VOS CONSIGNES -> Dans la critique du récit, renommez « littérature » en « poésie » et reproduisez le passage qui débute aux mots « L’auteur interroge son » pour s’achever après « y disparaître ? ».

EXTRAIT DE PAGE ->
· · ·
Une Rose au pays des portes défoncées
Récit de Mathe KISUGHU dit Charly Mathekis
Une prose saisissante avec un titre alexandrin douceur puis coup de poing qui dit bien et la beauté et la dévastation. Comment l’auteur parvient-il à conter les souffrances et malheurs de son pays et surtout de ses habitants et de ses habitantes sans que son récit ne soit qu’une plainte ou une énumération des douleurs et des horreurs ?
Il y a dans les aventures de Jolie Tantine et du Cavalier par temps de guerres, de milices et d’incuries, un aspect de conte réaliste comme une manière de Candide d’aujourd’hui, accompagné de sa Cunégonde, ayant toujours la force de se relever et de poursuivre, s’il faut aussi compter sur la chance, le hasard, la destinée et des qualités pour temps de survie en milieux hostiles. Un carnet tenu par Le Cavalier conte diverses histoires et Jolie Tantine, un soir d’hôpital, tourne les pages :
« …elle a la nette impression que c’est son histoire, à elle, qui est racontée : comment Le Cavalier l’a rencontrée, comment il a trouvé sa maison vandalisée, comment il a passé du temps à broyer du noir, au Casino Joli Rêve, la scène de la rencontre...Les noms cependant et les lieux sont différents... Jolie Tantine lit sans se lasser. Le temps est suspendu. La salle de l’hôpital où se repose Le Cavalier s’est transformée en maquis, puis en rue où sont affalés les déplacés de guerre...
En d’autres pages, c’est un temple qui disparaît dans un incendie criminel... Une autre page décrit des vaches fusillées... Ailleurs, des maisons défoncées par les cousins du propriétaire dont la femme est restée veuve, après le décès de son mari... Ici, le drame des enfants appelant leurs mères lorsque retentissent des coups de fusil, alors qu’ils viennent de l’école. Des grincements des dents. Parfois une réflexion de l’écrivain sur l’état des choses... »
L’auteur interroge son art, les enjeux de son action littéraire, sa vanité peut-être, sa recherche essentielle : « Faut-il que je délaisse la littérature et que je fasse comme «monsieur Tout le monde» ? Cette littérature, n’est-elle pas celle qui brise les frontières naturelles et artificielles, permettant qu’au-delà des langues, on arrive à créer un dialogue sincère, un partage de sentiments, et au besoin, une occasion de panser les blessures, de proposer surtout une utopie, une figure de vie que l’artiste ou le poète offre comme une invitation à la rencontre, sans forcer personne à lui emboiter le pas ? ». Et en père se pose une autre question personnelle, familiale, tourneboulant l’âme : comprendre pourquoi son fils, vif ou mort, s’est éloigné, pour entrer en révolution et y disparaître ?
· · ·
DONNÉES SOURCES ->
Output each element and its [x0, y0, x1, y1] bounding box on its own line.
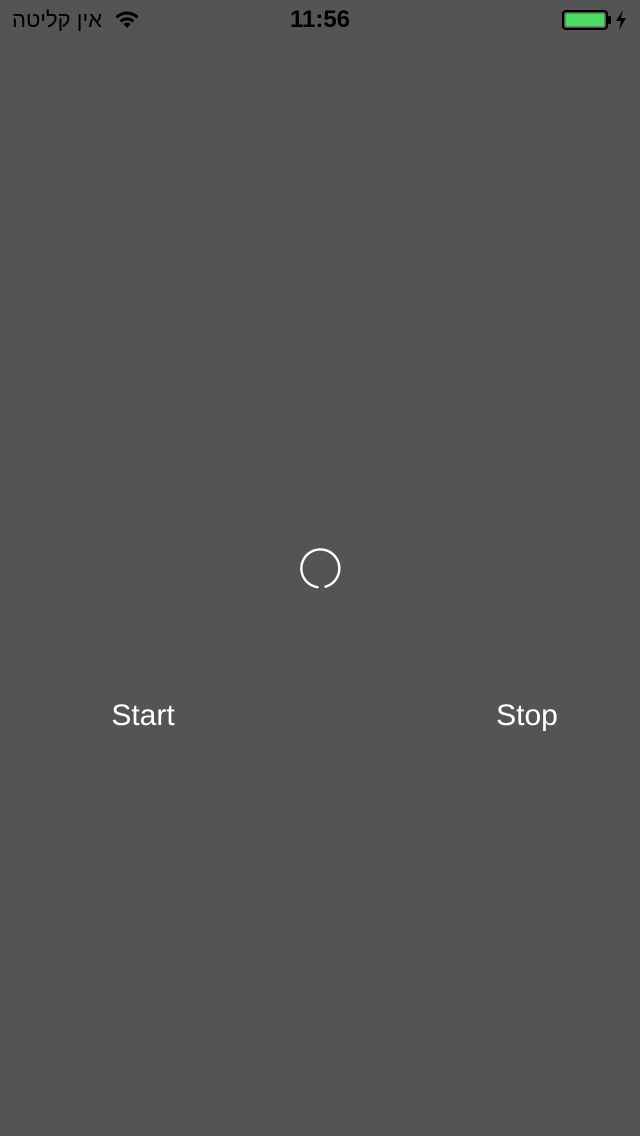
· · ·
EXERCICE TERMINÉ ->
L’auteur interroge son art, les enjeux de son action littéraire, sa vanité peut-être, sa recherche essentielle : « Faut-il que je délaisse la poésie et que je fasse comme «monsieur Tout le monde» ? Cette poésie, n’est-elle pas celle qui brise les frontières naturelles et artificielles, permettant qu’au-delà des langues, on arrive à créer un dialogue sincère, un partage de sentiments, et au besoin, une occasion de panser les blessures, de proposer surtout une utopie, une figure de vie que l’artiste ou le poète offre comme une invitation à la rencontre, sans forcer personne à lui emboiter le pas ? ». Et en père se pose une autre question personnelle, familiale, tourneboulant l’âme : comprendre pourquoi son fils, vif ou mort, s’est éloigné, pour entrer en révolution et y disparaître ?